→ What you will do
Search the data for the word "Timings" and copy every line that contains it.

— start of Listed records —

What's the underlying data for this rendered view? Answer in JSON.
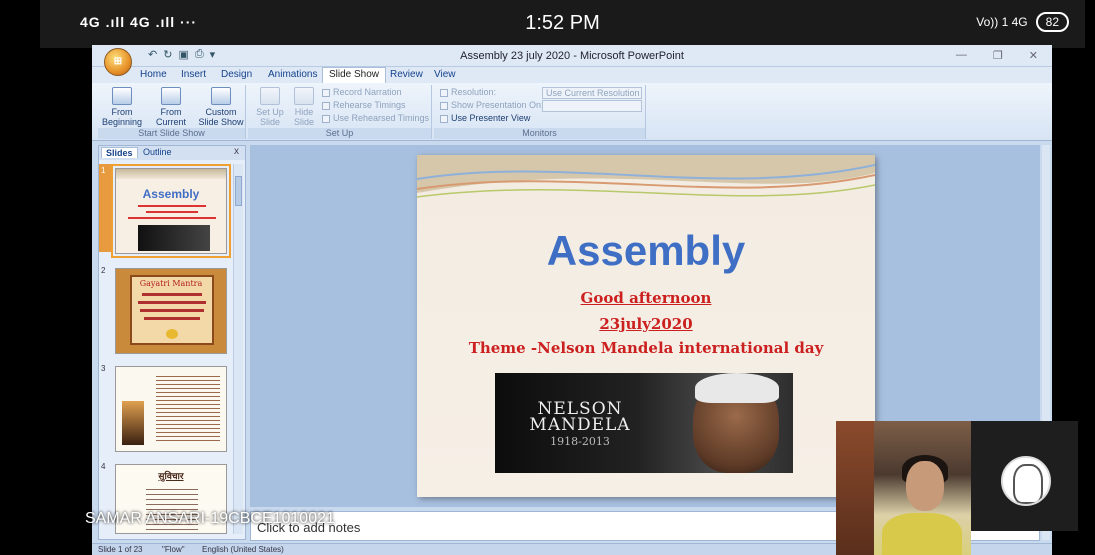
{
  "phone_status": {
    "signal": "4G .ıll 4G .ıll ···",
    "time": "1:52 PM",
    "right_icons": "Vo)) 1  4G",
    "battery": "82"
  },
  "window": {
    "title": "Assembly 23 july 2020 - Microsoft PowerPoint",
    "office_button": "Office"
  },
  "tabs": [
    "Home",
    "Insert",
    "Design",
    "Animations",
    "Slide Show",
    "Review",
    "View"
  ],
  "active_tab": "Slide Show",
  "ribbon": {
    "start_group": {
      "label": "Start Slide Show",
      "buttons": [
        "From Beginning",
        "From Current Slide",
        "Custom Slide Show"
      ]
    },
    "setup_group": {
      "label": "Set Up",
      "buttons": [
        "Set Up Slide Show",
        "Hide Slide"
      ],
      "items": [
        "Record Narration",
        "Rehearse Timings",
        "Use Rehearsed Timings"
      ]
    },
    "monitors_group": {
      "label": "Monitors",
      "resolution_label": "Resolution:",
      "resolution_value": "Use Current Resolution",
      "show_on_label": "Show Presentation On:",
      "presenter_view": "Use Presenter View"
    }
  },
  "panel": {
    "tab_slides": "Slides",
    "tab_outline": "Outline",
    "close": "x",
    "thumbs": [
      {
        "num": "1",
        "title": "Assembly"
      },
      {
        "num": "2",
        "title": "Gayatri Mantra"
      },
      {
        "num": "3",
        "title": ""
      },
      {
        "num": "4",
        "title": "सुविचार"
      }
    ]
  },
  "slide": {
    "title": "Assembly",
    "line1": "Good afternoon",
    "line2": "23july2020",
    "line3": "Theme -Nelson Mandela international day",
    "image_name": "NELSON MANDELA",
    "image_years": "1918-2013"
  },
  "notes_placeholder": "Click to add notes",
  "statusbar": {
    "slide_info": "Slide 1 of 23",
    "theme": "\"Flow\"",
    "language": "English (United States)"
  },
  "participant_name": "SAMAR ANSARI-19CBCE1010021"
}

— end of Listed records —

→ Output below
        "Rehearse Timings",
        "Use Rehearsed Timings"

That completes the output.